_Problem to work on_
State how many lines include "color", giving the number by itself.
:: Supplied material
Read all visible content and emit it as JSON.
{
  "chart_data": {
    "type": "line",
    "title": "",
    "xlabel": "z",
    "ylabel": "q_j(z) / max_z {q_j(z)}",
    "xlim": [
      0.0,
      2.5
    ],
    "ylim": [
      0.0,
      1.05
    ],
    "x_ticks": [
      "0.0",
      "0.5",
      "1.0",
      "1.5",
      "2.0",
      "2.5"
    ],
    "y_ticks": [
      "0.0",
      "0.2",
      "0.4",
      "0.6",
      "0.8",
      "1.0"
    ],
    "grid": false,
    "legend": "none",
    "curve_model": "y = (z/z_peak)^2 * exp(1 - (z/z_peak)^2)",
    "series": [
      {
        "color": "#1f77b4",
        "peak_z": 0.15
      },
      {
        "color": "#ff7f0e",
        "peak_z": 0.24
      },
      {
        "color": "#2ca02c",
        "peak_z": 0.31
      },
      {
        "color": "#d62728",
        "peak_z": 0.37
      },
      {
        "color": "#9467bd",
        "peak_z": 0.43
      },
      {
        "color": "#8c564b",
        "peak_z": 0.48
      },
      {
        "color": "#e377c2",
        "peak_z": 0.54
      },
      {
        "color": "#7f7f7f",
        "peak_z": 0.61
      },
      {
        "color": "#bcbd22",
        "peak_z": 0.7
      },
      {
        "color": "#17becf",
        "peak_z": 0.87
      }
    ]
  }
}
::::
_Solution for this problem_
10